Stored entries:
—————
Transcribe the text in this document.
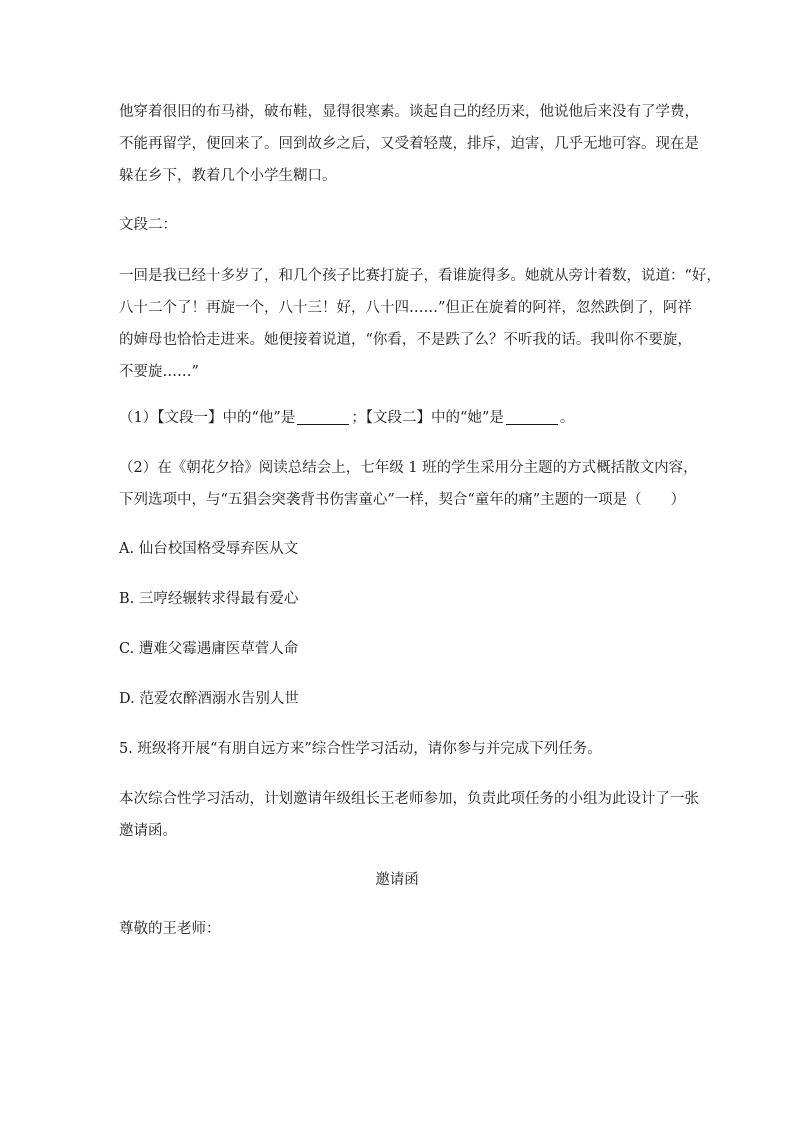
他穿着很旧的布马褂，破布鞋，显得很寒素。谈起自己的经历来，他说他后来没有了学费，
不能再留学，便回来了。回到故乡之后，又受着轻蔑，排斥，迫害，几乎无地可容。现在是
躲在乡下，教着几个小学生糊口。

文段二：

一回是我已经十多岁了，和几个孩子比赛打旋子，看谁旋得多。她就从旁计着数，说道：“好，
八十二个了！再旋一个，八十三！好，八十四……”但正在旋着的阿祥，忽然跌倒了，阿祥
的婶母也恰恰走进来。她便接着说道，“你看，不是跌了么？不听我的话。我叫你不要旋，
不要旋……”

（1）【文段一】中的“他”是	；【文段二】中的“她”是	。

（2）在《朝花夕拾》阅读总结会上，七年级 1 班的学生采用分主题的方式概括散文内容，
下列选项中，与“五猖会突袭背书伤害童心”一样，契合“童年的痛”主题的一项是（　　）

A. 仙台校国格受辱弃医从文

B. 三哼经辗转求得最有爱心

C. 遭难父霉遇庸医草菅人命

D. 范爱农醉酒溺水告别人世

5. 班级将开展“有朋自远方来”综合性学习活动，请你参与并完成下列任务。

本次综合性学习活动，计划邀请年级组长王老师参加，负责此项任务的小组为此设计了一张
邀请函。

邀请函

尊敬的王老师：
—————
* [WORK TO COMPLETE]:
Transcribe the full listing above exactly, with the images removed.

* [THE OUTPUT]:
Transcribe the text in this document.
他穿着很旧的布马褂，破布鞋，显得很寒素。谈起自己的经历来，他说他后来没有了学费，
不能再留学，便回来了。回到故乡之后，又受着轻蔑，排斥，迫害，几乎无地可容。现在是
躲在乡下，教着几个小学生糊口。

文段二：

一回是我已经十多岁了，和几个孩子比赛打旋子，看谁旋得多。她就从旁计着数，说道：“好，
八十二个了！再旋一个，八十三！好，八十四……”但正在旋着的阿祥，忽然跌倒了，阿祥
的婶母也恰恰走进来。她便接着说道，“你看，不是跌了么？不听我的话。我叫你不要旋，
不要旋……”

（1）【文段一】中的“他”是	；【文段二】中的“她”是	。

（2）在《朝花夕拾》阅读总结会上，七年级 1 班的学生采用分主题的方式概括散文内容，
下列选项中，与“五猖会突袭背书伤害童心”一样，契合“童年的痛”主题的一项是（　　）

A. 仙台校国格受辱弃医从文

B. 三哼经辗转求得最有爱心

C. 遭难父霉遇庸医草菅人命

D. 范爱农醉酒溺水告别人世

5. 班级将开展“有朋自远方来”综合性学习活动，请你参与并完成下列任务。

本次综合性学习活动，计划邀请年级组长王老师参加，负责此项任务的小组为此设计了一张
邀请函。

邀请函

尊敬的王老师：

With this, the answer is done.